[start of Source material]
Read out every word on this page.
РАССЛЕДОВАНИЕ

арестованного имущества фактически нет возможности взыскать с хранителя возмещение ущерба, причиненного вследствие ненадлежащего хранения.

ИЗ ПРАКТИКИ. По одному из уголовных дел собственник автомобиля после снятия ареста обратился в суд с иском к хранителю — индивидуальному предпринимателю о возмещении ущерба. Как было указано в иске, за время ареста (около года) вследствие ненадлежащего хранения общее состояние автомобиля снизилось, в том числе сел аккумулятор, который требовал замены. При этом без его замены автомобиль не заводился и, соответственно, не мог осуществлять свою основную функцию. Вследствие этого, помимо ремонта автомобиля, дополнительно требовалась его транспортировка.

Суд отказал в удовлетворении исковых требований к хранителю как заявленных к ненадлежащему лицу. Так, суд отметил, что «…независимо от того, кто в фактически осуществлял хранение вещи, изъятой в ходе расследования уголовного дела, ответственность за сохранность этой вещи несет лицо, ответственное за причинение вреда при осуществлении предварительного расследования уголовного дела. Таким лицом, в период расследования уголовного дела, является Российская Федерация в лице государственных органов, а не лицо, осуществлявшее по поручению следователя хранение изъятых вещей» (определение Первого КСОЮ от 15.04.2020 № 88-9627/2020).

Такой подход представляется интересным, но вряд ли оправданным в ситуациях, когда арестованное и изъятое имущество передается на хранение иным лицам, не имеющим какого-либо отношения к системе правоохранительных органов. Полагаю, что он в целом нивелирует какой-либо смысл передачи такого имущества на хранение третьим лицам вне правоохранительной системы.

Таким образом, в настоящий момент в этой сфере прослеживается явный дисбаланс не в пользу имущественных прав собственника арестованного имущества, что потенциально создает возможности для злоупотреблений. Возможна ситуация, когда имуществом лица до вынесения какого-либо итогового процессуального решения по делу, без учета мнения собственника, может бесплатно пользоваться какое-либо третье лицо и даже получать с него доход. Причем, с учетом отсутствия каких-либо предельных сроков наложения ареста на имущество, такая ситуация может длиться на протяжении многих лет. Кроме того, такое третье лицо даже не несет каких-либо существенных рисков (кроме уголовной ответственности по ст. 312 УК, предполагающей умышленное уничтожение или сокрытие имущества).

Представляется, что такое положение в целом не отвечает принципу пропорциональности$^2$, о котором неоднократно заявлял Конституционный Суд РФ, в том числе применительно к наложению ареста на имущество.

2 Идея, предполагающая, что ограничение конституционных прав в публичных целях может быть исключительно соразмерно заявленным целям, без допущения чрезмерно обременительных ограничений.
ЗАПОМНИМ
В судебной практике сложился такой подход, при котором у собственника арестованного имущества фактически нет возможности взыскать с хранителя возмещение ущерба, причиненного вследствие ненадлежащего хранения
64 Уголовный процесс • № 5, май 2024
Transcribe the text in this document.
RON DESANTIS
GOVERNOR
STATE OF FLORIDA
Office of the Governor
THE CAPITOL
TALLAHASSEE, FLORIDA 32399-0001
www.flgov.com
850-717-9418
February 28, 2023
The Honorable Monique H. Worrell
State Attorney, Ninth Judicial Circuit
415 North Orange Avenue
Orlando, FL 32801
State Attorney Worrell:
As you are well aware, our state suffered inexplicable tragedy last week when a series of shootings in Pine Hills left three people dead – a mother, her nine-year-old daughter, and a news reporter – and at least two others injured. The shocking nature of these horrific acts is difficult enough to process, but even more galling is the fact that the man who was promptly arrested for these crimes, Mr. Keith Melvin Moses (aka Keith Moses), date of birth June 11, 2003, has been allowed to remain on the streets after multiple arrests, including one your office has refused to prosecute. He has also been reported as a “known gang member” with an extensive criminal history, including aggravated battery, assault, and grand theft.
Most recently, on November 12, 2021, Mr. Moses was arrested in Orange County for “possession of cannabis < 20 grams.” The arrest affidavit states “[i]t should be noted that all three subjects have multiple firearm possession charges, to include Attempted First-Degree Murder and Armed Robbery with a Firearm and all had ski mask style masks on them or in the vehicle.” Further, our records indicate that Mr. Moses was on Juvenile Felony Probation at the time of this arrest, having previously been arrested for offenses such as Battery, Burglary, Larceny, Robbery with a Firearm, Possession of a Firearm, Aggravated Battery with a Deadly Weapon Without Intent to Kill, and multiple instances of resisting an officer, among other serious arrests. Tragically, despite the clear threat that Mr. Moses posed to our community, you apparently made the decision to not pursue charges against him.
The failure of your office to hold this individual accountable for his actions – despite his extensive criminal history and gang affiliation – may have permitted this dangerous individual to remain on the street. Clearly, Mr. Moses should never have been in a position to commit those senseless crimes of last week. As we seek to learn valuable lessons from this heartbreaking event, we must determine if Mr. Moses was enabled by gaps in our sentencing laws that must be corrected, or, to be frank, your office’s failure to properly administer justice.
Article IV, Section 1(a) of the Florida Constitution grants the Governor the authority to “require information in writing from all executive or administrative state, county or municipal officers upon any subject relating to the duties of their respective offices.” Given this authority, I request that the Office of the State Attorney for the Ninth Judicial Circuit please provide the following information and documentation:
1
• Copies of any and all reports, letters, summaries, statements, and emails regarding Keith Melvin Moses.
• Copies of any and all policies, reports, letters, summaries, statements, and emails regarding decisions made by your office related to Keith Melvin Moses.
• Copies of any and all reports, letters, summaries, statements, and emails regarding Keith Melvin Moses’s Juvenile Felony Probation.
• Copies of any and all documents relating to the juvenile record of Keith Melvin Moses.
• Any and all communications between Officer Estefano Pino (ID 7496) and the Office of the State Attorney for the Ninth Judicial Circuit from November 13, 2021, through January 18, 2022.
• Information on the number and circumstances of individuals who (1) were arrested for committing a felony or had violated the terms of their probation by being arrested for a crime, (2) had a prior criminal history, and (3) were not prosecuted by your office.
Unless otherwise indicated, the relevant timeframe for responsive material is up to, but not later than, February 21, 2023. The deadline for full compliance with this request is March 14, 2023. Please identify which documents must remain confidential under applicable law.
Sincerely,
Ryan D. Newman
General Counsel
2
[end of Source material]
The task:
Pick out each line in the material containing "возмещение".

Finished exercise:
арестованного имущества фактически нет возможности взыскать с хранителя возмещение ущерба, причиненного вследствие ненадлежащего хранения.
В судебной практике сложился такой подход, при котором у собственника арестованного имущества фактически нет возможности взыскать с хранителя возмещение ущерба, причиненного вследствие ненадлежащего хранения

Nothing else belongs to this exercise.